═══ Supplied information
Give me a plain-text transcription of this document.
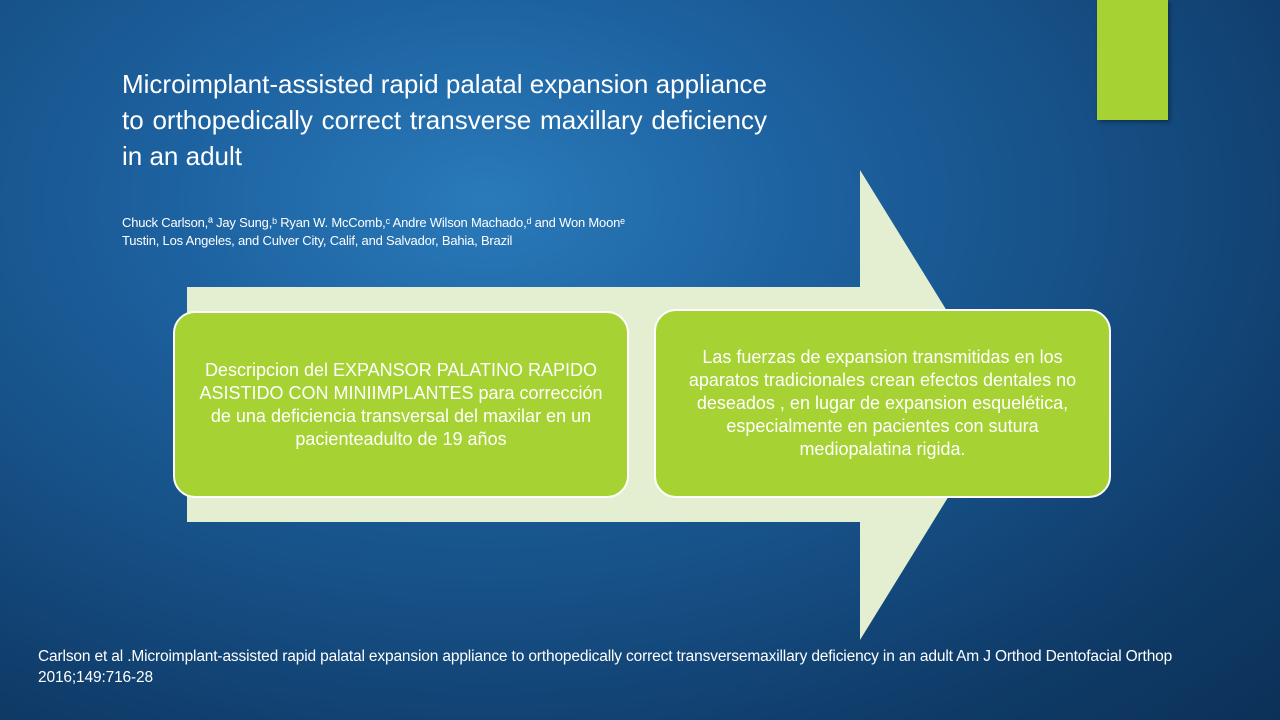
Microimplant-assisted rapid palatal expansion appliance to orthopedically correct transverse maxillary deficiency in an adult
Chuck Carlson,ª Jay Sung,ᵇ Ryan W. McComb,ᶜ Andre Wilson Machado,ᵈ and Won Moonᵉ
Tustin, Los Angeles, and Culver City, Calif, and Salvador, Bahia, Brazil
Descripcion del EXPANSOR PALATINO RAPIDO ASISTIDO CON MINIIMPLANTES para corrección de una deficiencia transversal del maxilar en un pacienteadulto de 19 años
Las fuerzas de expansion transmitidas en los aparatos tradicionales crean efectos dentales no deseados , en lugar de expansion esquelética, especialmente en pacientes con sutura mediopalatina rigida.
Carlson et al .Microimplant-assisted rapid palatal expansion appliance to orthopedically correct transversemaxillary deficiency in an adult Am J Orthod Dentofacial Orthop 2016;149:716-28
══════
→ **Exercise**:
Every record above should be written out again exactly; the pictures stay out of the copy.

→ **The completed task**:
Give me a plain-text transcription of this document.
Microimplant-assisted rapid palatal expansion appliance to orthopedically correct transverse maxillary deficiency in an adult
Chuck Carlson,ª Jay Sung,ᵇ Ryan W. McComb,ᶜ Andre Wilson Machado,ᵈ and Won Moonᵉ
Tustin, Los Angeles, and Culver City, Calif, and Salvador, Bahia, Brazil
Descripcion del EXPANSOR PALATINO RAPIDO ASISTIDO CON MINIIMPLANTES para corrección de una deficiencia transversal del maxilar en un pacienteadulto de 19 años
Las fuerzas de expansion transmitidas en los aparatos tradicionales crean efectos dentales no deseados , en lugar de expansion esquelética, especialmente en pacientes con sutura mediopalatina rigida.
Carlson et al .Microimplant-assisted rapid palatal expansion appliance to orthopedically correct transversemaxillary deficiency in an adult Am J Orthod Dentofacial Orthop 2016;149:716-28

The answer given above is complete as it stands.